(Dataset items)
--- begin ---

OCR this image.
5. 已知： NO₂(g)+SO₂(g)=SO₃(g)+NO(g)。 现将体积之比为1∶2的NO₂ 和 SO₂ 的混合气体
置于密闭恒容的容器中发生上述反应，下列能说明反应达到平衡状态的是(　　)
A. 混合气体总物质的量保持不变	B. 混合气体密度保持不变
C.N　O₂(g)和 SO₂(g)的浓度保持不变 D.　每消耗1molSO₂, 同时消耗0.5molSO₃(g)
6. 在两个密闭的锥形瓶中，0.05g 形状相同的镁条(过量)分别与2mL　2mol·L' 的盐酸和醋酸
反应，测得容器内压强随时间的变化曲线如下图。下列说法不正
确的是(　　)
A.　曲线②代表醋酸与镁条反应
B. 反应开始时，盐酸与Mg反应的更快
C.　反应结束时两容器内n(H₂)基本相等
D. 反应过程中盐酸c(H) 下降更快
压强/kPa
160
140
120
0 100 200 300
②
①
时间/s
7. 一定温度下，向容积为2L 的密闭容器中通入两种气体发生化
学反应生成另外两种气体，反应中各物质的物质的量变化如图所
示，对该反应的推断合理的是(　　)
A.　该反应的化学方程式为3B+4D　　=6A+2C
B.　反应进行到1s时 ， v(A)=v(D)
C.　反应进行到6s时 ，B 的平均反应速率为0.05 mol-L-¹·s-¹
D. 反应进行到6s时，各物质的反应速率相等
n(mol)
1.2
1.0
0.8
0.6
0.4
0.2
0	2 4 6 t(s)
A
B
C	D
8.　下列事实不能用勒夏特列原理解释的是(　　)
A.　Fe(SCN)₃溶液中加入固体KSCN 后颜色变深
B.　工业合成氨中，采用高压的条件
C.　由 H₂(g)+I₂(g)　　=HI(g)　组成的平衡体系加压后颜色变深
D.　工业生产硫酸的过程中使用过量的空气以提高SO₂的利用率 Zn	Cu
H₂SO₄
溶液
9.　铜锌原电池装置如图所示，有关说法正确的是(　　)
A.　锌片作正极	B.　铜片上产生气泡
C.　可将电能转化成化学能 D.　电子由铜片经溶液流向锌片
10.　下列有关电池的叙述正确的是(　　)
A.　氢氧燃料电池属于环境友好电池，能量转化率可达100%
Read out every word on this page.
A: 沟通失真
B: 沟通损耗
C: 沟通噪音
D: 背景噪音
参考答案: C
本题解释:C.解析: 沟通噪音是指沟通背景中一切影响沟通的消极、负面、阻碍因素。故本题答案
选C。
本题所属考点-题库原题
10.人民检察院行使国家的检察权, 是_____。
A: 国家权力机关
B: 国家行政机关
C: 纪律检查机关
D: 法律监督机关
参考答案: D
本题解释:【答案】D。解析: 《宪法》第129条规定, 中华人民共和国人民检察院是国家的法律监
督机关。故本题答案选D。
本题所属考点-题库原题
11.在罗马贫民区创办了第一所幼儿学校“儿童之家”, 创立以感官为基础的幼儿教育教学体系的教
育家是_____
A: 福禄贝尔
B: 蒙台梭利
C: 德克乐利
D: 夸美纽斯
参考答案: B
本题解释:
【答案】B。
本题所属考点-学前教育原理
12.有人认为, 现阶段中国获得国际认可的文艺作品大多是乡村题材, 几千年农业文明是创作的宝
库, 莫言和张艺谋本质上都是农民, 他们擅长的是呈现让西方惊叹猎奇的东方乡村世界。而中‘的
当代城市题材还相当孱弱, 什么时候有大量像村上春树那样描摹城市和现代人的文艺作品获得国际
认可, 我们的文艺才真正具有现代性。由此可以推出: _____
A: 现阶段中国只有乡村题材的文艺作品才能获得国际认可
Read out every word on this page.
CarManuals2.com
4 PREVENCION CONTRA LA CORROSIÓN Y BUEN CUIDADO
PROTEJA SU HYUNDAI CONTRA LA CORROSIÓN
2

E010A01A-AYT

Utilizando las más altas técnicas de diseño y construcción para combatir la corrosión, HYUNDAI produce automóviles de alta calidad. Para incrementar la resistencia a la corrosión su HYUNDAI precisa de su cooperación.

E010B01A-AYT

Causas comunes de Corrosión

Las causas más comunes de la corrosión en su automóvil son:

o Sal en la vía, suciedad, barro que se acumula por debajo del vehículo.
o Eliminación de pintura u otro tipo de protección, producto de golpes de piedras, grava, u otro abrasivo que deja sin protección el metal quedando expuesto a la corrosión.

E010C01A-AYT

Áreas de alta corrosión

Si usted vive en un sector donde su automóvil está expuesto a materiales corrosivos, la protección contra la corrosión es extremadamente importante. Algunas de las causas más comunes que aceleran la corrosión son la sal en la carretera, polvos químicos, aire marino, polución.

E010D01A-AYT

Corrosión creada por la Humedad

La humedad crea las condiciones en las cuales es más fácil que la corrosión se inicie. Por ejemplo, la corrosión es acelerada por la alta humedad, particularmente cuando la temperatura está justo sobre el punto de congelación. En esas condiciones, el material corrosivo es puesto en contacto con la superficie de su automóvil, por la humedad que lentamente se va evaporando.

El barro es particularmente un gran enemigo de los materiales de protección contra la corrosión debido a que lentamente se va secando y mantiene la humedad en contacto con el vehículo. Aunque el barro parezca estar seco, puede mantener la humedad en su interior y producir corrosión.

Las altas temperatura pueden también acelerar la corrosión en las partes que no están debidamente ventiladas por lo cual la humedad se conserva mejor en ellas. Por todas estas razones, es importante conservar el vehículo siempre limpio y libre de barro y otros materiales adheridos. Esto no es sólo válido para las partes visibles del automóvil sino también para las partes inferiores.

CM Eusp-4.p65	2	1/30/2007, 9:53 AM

--- end ---

■ The request:
Using the records above, find and show each line with the string "expuesto".

■ Solution below:
o Eliminación de pintura u otro tipo de protección, producto de golpes de piedras, grava, u otro abrasivo que deja sin protección el metal quedando expuesto a la corrosión.
Si usted vive en un sector donde su automóvil está expuesto a materiales corrosivos, la protección contra la corrosión es extremadamente importante. Algunas de las causas más comunes que aceleran la corrosión son la sal en la carretera, polvos químicos, aire marino, polución.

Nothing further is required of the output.